Set exercise:
Each line of the listing that contains the word "extent" is to be copied.

--- Start ---

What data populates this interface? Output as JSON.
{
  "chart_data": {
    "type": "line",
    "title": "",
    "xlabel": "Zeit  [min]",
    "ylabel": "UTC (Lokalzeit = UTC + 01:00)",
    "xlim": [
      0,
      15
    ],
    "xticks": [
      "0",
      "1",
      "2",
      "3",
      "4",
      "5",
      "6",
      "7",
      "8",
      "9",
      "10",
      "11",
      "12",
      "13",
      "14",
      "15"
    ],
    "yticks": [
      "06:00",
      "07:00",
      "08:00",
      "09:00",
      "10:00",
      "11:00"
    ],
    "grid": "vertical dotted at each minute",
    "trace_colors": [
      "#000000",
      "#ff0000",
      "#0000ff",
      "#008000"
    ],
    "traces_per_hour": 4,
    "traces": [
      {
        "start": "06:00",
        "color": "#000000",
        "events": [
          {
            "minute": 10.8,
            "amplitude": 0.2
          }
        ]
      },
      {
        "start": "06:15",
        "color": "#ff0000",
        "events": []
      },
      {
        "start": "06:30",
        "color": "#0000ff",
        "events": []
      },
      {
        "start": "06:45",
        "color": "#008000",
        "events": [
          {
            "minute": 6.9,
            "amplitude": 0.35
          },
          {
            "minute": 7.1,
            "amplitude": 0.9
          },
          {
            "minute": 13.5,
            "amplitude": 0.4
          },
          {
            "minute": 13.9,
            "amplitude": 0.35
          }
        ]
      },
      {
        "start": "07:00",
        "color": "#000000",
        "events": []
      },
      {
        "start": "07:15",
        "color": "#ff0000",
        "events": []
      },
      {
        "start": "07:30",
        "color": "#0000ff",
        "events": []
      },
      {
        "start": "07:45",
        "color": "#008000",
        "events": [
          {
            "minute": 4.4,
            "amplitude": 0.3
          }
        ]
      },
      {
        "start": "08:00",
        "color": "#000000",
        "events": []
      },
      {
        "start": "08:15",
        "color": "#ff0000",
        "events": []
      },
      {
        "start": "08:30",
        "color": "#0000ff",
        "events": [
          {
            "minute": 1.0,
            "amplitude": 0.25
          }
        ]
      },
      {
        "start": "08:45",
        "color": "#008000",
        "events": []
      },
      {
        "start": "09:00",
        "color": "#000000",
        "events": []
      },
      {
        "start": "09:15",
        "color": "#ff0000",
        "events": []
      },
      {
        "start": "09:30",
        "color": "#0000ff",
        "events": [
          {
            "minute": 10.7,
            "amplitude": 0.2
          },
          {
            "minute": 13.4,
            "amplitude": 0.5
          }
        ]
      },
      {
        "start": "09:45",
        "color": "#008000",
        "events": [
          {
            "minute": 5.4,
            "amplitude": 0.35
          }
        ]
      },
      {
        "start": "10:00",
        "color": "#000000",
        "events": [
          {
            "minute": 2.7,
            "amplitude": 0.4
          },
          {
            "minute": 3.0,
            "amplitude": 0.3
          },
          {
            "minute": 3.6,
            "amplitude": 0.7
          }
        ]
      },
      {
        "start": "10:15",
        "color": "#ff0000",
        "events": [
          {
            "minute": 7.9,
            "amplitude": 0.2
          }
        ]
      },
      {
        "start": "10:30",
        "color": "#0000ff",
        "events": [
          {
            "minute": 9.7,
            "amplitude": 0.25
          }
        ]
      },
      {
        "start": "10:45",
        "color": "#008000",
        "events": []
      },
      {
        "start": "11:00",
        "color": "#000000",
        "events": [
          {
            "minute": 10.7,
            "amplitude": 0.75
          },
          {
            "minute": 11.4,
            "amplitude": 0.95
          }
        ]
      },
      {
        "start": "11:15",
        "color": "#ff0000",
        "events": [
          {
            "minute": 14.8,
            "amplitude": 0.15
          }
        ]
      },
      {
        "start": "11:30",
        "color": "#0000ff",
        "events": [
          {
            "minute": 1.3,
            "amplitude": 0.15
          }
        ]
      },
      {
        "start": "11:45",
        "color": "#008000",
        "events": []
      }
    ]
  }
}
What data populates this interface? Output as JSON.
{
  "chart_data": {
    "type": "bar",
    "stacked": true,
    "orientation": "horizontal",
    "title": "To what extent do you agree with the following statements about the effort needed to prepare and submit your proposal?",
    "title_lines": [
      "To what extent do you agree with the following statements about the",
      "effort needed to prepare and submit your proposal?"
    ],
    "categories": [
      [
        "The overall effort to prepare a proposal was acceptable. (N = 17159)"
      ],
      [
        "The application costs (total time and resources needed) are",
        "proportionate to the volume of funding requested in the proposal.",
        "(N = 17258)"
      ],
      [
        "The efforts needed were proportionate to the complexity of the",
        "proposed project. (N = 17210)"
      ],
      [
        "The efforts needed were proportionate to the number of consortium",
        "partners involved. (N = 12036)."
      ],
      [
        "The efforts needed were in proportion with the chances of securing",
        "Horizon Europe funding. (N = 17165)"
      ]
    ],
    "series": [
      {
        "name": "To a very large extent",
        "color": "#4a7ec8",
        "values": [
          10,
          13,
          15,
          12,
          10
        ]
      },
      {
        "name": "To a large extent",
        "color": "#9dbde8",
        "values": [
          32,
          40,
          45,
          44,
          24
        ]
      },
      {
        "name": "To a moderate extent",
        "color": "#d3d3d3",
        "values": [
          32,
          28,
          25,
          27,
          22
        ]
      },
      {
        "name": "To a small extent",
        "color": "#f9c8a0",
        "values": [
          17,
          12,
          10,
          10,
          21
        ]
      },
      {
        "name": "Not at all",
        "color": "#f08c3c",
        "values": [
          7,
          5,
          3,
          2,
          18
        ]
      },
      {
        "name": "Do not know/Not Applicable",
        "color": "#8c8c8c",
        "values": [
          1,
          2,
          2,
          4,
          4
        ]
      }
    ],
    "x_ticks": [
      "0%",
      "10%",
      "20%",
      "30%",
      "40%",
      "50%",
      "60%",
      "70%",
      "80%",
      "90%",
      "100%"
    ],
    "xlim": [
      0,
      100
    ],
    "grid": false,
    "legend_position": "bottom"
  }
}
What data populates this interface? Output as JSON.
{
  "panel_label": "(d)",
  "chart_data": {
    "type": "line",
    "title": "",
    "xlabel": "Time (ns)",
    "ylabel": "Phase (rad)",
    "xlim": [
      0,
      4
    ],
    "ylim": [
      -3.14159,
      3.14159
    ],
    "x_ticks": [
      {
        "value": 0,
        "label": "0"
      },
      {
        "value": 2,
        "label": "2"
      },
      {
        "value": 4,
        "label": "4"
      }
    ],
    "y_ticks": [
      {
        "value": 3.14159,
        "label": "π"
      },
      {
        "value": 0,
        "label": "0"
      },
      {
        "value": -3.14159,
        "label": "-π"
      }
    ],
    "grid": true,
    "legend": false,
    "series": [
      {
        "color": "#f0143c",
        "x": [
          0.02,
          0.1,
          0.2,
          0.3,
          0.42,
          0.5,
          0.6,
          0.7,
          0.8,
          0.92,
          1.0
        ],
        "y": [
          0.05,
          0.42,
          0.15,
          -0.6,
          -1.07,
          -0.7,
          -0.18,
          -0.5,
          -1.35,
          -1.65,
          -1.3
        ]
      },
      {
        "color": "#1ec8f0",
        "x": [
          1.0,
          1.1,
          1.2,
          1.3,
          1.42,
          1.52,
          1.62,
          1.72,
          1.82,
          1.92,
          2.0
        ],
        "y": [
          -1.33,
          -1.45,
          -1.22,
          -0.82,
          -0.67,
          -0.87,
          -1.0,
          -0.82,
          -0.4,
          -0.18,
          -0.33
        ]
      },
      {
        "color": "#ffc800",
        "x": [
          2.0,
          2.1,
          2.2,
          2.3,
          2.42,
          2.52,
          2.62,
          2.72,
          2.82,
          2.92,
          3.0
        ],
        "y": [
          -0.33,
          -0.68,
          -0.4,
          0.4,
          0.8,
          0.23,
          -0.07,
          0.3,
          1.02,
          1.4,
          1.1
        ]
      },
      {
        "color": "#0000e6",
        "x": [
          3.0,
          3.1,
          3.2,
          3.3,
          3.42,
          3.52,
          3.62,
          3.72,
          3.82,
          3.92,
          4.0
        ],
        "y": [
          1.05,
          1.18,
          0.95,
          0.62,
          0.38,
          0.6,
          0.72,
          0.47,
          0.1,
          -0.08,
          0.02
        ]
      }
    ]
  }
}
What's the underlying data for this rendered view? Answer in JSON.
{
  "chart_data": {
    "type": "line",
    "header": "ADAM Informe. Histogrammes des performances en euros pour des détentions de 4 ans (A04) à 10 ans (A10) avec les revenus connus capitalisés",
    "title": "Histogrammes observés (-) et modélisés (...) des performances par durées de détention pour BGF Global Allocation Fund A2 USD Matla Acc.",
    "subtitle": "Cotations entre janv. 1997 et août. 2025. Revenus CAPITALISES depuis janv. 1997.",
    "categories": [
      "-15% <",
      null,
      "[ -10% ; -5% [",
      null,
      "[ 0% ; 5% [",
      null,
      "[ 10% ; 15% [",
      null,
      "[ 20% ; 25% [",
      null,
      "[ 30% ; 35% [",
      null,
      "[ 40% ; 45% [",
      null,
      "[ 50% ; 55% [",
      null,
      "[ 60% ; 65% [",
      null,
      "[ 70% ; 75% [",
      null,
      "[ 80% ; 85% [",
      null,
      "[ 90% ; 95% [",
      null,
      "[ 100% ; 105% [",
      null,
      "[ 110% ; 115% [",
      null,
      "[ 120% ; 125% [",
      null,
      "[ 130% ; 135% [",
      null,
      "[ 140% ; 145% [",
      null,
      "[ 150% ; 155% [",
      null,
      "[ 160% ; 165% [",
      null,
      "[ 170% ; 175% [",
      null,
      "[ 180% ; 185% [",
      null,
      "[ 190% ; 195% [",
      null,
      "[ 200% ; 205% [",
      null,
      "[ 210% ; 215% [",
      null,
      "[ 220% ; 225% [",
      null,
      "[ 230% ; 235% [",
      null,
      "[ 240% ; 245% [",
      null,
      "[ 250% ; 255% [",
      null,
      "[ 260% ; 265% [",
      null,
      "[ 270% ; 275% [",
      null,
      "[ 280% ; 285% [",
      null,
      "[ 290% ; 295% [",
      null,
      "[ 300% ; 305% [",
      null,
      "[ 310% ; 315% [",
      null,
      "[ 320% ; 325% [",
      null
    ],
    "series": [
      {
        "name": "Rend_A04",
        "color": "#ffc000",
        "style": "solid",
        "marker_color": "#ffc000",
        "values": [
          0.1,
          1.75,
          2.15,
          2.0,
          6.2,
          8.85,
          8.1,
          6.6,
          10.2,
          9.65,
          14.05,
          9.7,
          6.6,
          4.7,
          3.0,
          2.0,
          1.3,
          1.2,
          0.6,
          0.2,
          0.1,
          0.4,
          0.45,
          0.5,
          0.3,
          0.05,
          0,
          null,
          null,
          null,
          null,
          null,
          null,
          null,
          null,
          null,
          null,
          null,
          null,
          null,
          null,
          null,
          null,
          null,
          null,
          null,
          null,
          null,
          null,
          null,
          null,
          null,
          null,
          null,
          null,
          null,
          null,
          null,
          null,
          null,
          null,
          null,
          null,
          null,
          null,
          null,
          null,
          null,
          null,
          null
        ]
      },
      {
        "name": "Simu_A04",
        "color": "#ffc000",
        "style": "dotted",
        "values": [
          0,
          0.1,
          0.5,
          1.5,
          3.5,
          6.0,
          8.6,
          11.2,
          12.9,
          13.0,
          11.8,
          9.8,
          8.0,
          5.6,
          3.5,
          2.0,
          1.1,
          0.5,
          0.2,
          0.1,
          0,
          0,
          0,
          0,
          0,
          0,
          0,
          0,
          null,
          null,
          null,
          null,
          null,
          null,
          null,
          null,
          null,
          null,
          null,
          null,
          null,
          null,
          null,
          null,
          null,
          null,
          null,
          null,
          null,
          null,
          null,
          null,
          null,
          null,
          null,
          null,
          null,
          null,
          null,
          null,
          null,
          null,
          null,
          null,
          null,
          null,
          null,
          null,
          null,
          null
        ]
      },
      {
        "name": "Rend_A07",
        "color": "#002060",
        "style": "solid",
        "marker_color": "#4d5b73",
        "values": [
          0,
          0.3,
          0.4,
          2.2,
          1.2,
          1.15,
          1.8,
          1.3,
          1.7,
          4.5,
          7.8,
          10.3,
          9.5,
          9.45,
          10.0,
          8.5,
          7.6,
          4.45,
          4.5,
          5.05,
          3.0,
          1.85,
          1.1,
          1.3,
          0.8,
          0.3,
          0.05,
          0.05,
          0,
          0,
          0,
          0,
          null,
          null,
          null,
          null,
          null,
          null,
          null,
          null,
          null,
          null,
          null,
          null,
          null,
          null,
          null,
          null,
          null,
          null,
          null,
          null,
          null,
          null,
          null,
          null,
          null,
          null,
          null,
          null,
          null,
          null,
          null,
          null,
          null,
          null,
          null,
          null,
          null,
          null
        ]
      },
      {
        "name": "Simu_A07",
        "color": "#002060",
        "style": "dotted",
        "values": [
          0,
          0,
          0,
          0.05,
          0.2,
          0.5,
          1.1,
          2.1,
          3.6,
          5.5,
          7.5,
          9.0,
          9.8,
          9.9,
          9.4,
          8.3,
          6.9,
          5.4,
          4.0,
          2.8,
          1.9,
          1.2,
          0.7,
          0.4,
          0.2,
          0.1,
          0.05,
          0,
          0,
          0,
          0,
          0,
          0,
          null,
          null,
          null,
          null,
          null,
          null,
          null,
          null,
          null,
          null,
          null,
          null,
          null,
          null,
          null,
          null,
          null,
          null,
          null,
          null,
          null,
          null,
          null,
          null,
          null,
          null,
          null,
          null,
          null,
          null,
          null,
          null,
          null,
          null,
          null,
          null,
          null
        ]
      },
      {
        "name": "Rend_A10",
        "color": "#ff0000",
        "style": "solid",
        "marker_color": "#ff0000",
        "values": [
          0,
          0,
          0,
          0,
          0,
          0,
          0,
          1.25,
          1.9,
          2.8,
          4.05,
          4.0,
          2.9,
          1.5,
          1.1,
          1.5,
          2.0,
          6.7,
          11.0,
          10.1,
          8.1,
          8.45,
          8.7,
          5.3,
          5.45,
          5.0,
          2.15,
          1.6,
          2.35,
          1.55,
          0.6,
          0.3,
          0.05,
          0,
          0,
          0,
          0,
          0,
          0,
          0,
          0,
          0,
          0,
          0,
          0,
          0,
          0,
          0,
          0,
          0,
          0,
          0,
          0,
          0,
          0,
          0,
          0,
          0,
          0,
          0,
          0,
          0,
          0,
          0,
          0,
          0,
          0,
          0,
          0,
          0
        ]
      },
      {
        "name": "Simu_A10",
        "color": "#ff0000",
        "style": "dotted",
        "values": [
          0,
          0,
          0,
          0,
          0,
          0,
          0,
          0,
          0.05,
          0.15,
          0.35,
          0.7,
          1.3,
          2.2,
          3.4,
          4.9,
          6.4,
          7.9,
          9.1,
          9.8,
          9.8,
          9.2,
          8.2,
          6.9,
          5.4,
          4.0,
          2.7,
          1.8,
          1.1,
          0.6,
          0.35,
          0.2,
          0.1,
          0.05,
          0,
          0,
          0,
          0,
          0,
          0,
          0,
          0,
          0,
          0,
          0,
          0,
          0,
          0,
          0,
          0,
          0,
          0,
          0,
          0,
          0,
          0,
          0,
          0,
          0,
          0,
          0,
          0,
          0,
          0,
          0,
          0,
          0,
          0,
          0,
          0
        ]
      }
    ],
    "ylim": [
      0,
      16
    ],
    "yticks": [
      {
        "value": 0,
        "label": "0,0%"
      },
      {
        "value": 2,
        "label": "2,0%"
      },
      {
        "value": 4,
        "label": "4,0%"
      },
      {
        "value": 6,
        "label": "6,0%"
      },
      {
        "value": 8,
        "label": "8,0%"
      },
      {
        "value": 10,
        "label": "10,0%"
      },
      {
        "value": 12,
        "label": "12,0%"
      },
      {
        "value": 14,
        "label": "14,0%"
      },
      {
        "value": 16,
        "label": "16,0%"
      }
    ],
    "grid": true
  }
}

--- End ---

Exercise output:
    "title": "To what extent do you agree with the following statements about the effort needed to prepare and submit your proposal?",
      "To what extent do you agree with the following statements about the",
        "name": "To a very large extent",
        "name": "To a large extent",
        "name": "To a moderate extent",
        "name": "To a small extent",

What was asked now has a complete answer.